Task brief => Quote each record exactly, please, leaving none out.

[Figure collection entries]
====

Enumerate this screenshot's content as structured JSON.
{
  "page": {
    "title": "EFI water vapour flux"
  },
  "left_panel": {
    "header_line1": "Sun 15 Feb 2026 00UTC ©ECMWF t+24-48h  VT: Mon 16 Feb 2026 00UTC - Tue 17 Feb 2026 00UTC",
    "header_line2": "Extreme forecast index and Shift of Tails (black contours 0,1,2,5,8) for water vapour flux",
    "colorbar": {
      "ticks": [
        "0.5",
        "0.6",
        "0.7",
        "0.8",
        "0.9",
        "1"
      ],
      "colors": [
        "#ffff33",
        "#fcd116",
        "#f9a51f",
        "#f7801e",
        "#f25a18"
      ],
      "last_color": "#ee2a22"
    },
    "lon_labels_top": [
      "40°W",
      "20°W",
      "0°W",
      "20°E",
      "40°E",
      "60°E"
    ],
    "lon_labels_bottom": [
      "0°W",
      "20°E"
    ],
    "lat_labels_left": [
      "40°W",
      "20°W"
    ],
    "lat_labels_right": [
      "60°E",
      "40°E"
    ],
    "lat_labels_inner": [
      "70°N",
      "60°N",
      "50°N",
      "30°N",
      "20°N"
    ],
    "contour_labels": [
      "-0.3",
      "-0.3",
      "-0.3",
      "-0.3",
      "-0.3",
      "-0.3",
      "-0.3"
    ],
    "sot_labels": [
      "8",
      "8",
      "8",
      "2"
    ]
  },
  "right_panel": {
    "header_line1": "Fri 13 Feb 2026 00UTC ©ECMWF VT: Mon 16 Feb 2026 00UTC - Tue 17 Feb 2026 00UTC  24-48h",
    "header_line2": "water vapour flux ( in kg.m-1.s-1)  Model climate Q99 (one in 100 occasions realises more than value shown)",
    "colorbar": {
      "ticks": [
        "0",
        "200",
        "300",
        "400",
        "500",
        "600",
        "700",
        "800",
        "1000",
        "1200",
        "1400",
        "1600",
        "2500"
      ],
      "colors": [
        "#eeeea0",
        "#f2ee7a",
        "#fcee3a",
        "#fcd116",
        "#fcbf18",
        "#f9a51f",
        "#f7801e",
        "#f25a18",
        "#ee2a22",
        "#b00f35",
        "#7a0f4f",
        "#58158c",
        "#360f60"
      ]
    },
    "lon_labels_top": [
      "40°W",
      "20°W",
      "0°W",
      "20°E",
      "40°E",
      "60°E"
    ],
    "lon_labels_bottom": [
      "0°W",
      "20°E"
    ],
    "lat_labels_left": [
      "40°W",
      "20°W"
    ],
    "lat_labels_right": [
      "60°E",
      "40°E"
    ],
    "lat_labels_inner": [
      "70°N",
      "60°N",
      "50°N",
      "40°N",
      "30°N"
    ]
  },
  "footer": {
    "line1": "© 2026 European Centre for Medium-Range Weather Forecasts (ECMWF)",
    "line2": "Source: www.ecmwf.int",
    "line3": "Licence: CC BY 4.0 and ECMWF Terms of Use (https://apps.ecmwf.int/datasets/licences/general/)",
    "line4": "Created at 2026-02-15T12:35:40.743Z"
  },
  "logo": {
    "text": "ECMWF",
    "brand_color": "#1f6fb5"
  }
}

====

Answer to the task =>
Enumerate this screenshot's content as structured JSON.
{
  "page": {
    "title": "EFI water vapour flux"
  },
  "left_panel": {
    "header_line1": "Sun 15 Feb 2026 00UTC ©ECMWF t+24-48h  VT: Mon 16 Feb 2026 00UTC - Tue 17 Feb 2026 00UTC",
    "header_line2": "Extreme forecast index and Shift of Tails (black contours 0,1,2,5,8) for water vapour flux",
    "colorbar": {
      "ticks": [
        "0.5",
        "0.6",
        "0.7",
        "0.8",
        "0.9",
        "1"
      ],
      "colors": [
        "#ffff33",
        "#fcd116",
        "#f9a51f",
        "#f7801e",
        "#f25a18"
      ],
      "last_color": "#ee2a22"
    },
    "lon_labels_top": [
      "40°W",
      "20°W",
      "0°W",
      "20°E",
      "40°E",
      "60°E"
    ],
    "lon_labels_bottom": [
      "0°W",
      "20°E"
    ],
    "lat_labels_left": [
      "40°W",
      "20°W"
    ],
    "lat_labels_right": [
      "60°E",
      "40°E"
    ],
    "lat_labels_inner": [
      "70°N",
      "60°N",
      "50°N",
      "30°N",
      "20°N"
    ],
    "contour_labels": [
      "-0.3",
      "-0.3",
      "-0.3",
      "-0.3",
      "-0.3",
      "-0.3",
      "-0.3"
    ],
    "sot_labels": [
      "8",
      "8",
      "8",
      "2"
    ]
  },
  "right_panel": {
    "header_line1": "Fri 13 Feb 2026 00UTC ©ECMWF VT: Mon 16 Feb 2026 00UTC - Tue 17 Feb 2026 00UTC  24-48h",
    "header_line2": "water vapour flux ( in kg.m-1.s-1)  Model climate Q99 (one in 100 occasions realises more than value shown)",
    "colorbar": {
      "ticks": [
        "0",
        "200",
        "300",
        "400",
        "500",
        "600",
        "700",
        "800",
        "1000",
        "1200",
        "1400",
        "1600",
        "2500"
      ],
      "colors": [
        "#eeeea0",
        "#f2ee7a",
        "#fcee3a",
        "#fcd116",
        "#fcbf18",
        "#f9a51f",
        "#f7801e",
        "#f25a18",
        "#ee2a22",
        "#b00f35",
        "#7a0f4f",
        "#58158c",
        "#360f60"
      ]
    },
    "lon_labels_top": [
      "40°W",
      "20°W",
      "0°W",
      "20°E",
      "40°E",
      "60°E"
    ],
    "lon_labels_bottom": [
      "0°W",
      "20°E"
    ],
    "lat_labels_left": [
      "40°W",
      "20°W"
    ],
    "lat_labels_right": [
      "60°E",
      "40°E"
    ],
    "lat_labels_inner": [
      "70°N",
      "60°N",
      "50°N",
      "40°N",
      "30°N"
    ]
  },
  "footer": {
    "line1": "© 2026 European Centre for Medium-Range Weather Forecasts (ECMWF)",
    "line2": "Source: www.ecmwf.int",
    "line3": "Licence: CC BY 4.0 and ECMWF Terms of Use (https://apps.ecmwf.int/datasets/licences/general/)",
    "line4": "Created at 2026-02-15T12:35:40.743Z"
  },
  "logo": {
    "text": "ECMWF",
    "brand_color": "#1f6fb5"
  }
}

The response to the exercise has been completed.